Saved entries
-------------------------
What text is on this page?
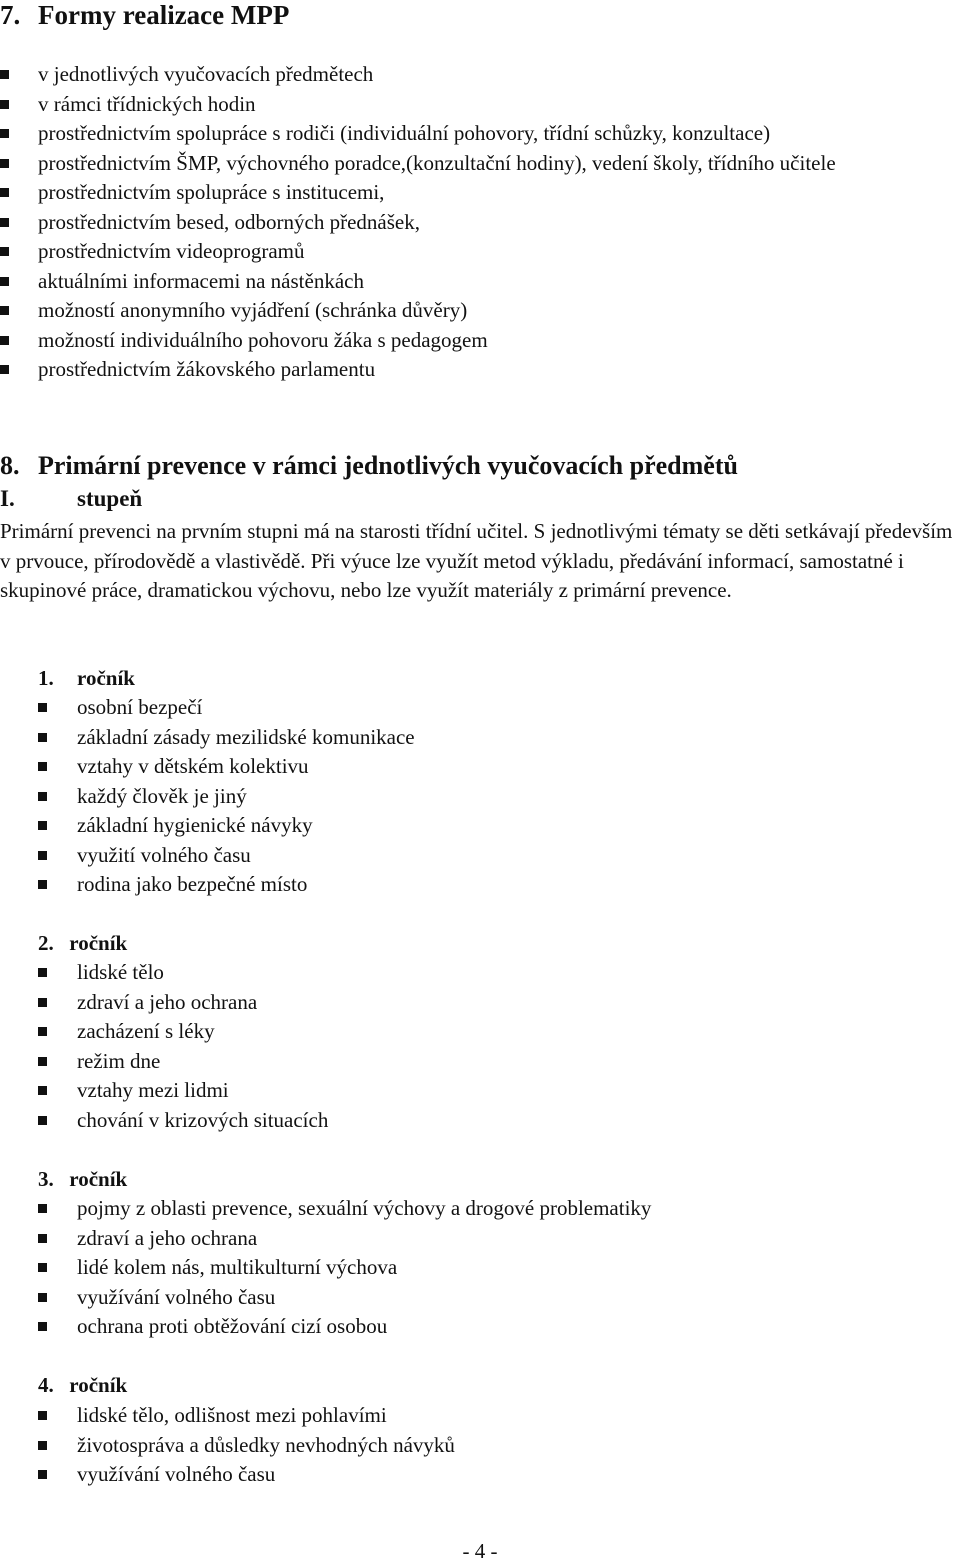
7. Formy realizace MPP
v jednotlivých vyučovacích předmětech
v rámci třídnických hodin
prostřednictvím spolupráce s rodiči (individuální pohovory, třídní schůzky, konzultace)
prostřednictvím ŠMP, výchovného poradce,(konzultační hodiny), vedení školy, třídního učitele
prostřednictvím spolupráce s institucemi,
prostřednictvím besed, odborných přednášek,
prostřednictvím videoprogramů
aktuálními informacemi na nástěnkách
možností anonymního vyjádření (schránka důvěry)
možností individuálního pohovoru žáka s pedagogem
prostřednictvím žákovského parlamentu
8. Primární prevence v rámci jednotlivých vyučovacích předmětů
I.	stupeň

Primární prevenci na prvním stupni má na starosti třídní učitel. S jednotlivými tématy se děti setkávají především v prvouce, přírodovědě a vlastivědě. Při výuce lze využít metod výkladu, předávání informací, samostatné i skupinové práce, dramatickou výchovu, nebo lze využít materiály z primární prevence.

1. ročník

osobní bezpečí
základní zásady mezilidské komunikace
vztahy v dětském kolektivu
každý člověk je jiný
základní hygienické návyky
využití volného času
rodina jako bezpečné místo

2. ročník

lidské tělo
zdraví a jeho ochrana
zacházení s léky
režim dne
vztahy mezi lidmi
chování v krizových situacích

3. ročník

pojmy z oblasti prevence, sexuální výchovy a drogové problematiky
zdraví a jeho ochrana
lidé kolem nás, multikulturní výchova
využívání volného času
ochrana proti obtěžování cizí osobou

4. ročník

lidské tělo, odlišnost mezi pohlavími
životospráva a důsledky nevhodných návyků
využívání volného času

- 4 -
-------------------------
From the data above, copy each line that has the string "tělo".

Exercise solution:
lidské tělo
lidské tělo, odlišnost mezi pohlavími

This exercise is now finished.